***** MATERIAL FOR THIS EXERCISE *****

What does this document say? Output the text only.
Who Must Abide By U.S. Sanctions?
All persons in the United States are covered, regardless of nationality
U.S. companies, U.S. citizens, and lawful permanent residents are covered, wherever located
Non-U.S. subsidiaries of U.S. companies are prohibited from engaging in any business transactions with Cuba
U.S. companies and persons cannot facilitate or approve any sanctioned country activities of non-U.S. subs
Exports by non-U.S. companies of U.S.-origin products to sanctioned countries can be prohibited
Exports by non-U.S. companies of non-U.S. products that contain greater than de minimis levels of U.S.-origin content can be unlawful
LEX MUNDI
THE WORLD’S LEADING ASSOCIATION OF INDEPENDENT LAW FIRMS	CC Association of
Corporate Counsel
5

*****

- [WHAT TO DO]: Return each full line of the entries that contains the word "prohibited".

- [ANSWER]:
Non-U.S. subsidiaries of U.S. companies are prohibited from engaging in any business transactions with Cuba
Exports by non-U.S. companies of U.S.-origin products to sanctioned countries can be prohibited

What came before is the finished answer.